● **What the task asks**: Pick out every line in the data below that holds "一长三短".
——————
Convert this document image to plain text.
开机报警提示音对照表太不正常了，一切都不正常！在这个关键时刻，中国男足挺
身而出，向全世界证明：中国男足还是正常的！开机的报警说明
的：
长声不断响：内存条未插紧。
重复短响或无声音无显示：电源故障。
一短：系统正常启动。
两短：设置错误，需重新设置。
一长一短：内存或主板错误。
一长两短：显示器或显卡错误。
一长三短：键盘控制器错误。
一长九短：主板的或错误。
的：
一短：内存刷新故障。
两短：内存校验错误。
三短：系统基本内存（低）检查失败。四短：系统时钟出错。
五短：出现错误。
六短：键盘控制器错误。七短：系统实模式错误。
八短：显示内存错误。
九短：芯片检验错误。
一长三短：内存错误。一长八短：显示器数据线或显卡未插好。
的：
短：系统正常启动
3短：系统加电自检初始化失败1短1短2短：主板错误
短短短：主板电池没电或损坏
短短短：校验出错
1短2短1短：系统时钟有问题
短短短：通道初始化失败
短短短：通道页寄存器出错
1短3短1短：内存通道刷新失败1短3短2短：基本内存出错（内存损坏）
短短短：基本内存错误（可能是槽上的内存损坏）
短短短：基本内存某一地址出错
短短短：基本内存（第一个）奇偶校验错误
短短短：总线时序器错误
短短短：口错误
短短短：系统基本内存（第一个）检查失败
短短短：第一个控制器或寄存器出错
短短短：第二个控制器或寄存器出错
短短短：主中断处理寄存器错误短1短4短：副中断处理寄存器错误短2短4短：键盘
——————
● **Final answer**:
一长三短：键盘控制器错误。
一长三短：内存错误。一长八短：显示器数据线或显卡未插好。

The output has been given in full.